Short problem.
Copy the records below exactly as they appear.

[Rows from a dataset]

____

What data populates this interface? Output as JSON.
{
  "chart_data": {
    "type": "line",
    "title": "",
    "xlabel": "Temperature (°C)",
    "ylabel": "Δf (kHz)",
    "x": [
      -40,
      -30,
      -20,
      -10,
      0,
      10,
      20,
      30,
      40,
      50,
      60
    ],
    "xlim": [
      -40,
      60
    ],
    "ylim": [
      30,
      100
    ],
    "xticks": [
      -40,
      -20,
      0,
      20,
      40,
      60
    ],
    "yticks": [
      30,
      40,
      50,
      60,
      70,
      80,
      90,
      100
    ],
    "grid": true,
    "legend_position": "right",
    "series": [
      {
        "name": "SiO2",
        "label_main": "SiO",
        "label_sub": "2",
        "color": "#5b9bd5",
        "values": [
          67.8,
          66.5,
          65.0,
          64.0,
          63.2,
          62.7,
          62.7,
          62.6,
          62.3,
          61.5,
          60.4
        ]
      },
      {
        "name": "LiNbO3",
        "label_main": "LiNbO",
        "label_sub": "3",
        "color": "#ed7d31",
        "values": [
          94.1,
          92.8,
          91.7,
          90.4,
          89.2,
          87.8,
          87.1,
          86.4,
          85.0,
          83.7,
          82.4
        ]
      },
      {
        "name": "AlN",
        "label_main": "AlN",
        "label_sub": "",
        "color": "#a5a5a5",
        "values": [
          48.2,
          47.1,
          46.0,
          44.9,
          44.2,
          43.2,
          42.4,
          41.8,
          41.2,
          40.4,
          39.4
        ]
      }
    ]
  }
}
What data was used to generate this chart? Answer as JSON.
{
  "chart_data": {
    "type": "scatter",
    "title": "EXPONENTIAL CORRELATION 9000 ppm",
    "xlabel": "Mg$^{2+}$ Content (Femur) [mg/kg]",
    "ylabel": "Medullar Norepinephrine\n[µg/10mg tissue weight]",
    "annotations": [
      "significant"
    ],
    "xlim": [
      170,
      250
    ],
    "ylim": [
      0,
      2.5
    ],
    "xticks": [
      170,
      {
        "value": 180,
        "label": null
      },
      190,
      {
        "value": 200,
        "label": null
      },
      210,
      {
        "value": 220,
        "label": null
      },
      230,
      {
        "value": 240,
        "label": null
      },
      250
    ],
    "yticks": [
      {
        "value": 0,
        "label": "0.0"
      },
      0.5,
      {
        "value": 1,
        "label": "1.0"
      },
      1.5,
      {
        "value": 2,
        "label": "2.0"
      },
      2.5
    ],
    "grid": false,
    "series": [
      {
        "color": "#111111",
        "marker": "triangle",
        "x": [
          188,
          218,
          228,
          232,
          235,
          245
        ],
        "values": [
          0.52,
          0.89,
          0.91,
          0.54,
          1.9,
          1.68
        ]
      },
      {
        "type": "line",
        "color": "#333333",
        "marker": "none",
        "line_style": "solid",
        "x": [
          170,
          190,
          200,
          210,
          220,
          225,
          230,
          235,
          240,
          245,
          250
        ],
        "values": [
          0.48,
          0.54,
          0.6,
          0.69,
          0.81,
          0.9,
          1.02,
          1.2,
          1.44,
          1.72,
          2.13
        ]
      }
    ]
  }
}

____

Task response.
What data populates this interface? Output as JSON.
{
  "chart_data": {
    "type": "line",
    "title": "",
    "xlabel": "Temperature (°C)",
    "ylabel": "Δf (kHz)",
    "x": [
      -40,
      -30,
      -20,
      -10,
      0,
      10,
      20,
      30,
      40,
      50,
      60
    ],
    "xlim": [
      -40,
      60
    ],
    "ylim": [
      30,
      100
    ],
    "xticks": [
      -40,
      -20,
      0,
      20,
      40,
      60
    ],
    "yticks": [
      30,
      40,
      50,
      60,
      70,
      80,
      90,
      100
    ],
    "grid": true,
    "legend_position": "right",
    "series": [
      {
        "name": "SiO2",
        "label_main": "SiO",
        "label_sub": "2",
        "color": "#5b9bd5",
        "values": [
          67.8,
          66.5,
          65.0,
          64.0,
          63.2,
          62.7,
          62.7,
          62.6,
          62.3,
          61.5,
          60.4
        ]
      },
      {
        "name": "LiNbO3",
        "label_main": "LiNbO",
        "label_sub": "3",
        "color": "#ed7d31",
        "values": [
          94.1,
          92.8,
          91.7,
          90.4,
          89.2,
          87.8,
          87.1,
          86.4,
          85.0,
          83.7,
          82.4
        ]
      },
      {
        "name": "AlN",
        "label_main": "AlN",
        "label_sub": "",
        "color": "#a5a5a5",
        "values": [
          48.2,
          47.1,
          46.0,
          44.9,
          44.2,
          43.2,
          42.4,
          41.8,
          41.2,
          40.4,
          39.4
        ]
      }
    ]
  }
}
What data was used to generate this chart? Answer as JSON.
{
  "chart_data": {
    "type": "scatter",
    "title": "EXPONENTIAL CORRELATION 9000 ppm",
    "xlabel": "Mg$^{2+}$ Content (Femur) [mg/kg]",
    "ylabel": "Medullar Norepinephrine\n[µg/10mg tissue weight]",
    "annotations": [
      "significant"
    ],
    "xlim": [
      170,
      250
    ],
    "ylim": [
      0,
      2.5
    ],
    "xticks": [
      170,
      {
        "value": 180,
        "label": null
      },
      190,
      {
        "value": 200,
        "label": null
      },
      210,
      {
        "value": 220,
        "label": null
      },
      230,
      {
        "value": 240,
        "label": null
      },
      250
    ],
    "yticks": [
      {
        "value": 0,
        "label": "0.0"
      },
      0.5,
      {
        "value": 1,
        "label": "1.0"
      },
      1.5,
      {
        "value": 2,
        "label": "2.0"
      },
      2.5
    ],
    "grid": false,
    "series": [
      {
        "color": "#111111",
        "marker": "triangle",
        "x": [
          188,
          218,
          228,
          232,
          235,
          245
        ],
        "values": [
          0.52,
          0.89,
          0.91,
          0.54,
          1.9,
          1.68
        ]
      },
      {
        "type": "line",
        "color": "#333333",
        "marker": "none",
        "line_style": "solid",
        "x": [
          170,
          190,
          200,
          210,
          220,
          225,
          230,
          235,
          240,
          245,
          250
        ],
        "values": [
          0.48,
          0.54,
          0.6,
          0.69,
          0.81,
          0.9,
          1.02,
          1.2,
          1.44,
          1.72,
          2.13
        ]
      }
    ]
  }
}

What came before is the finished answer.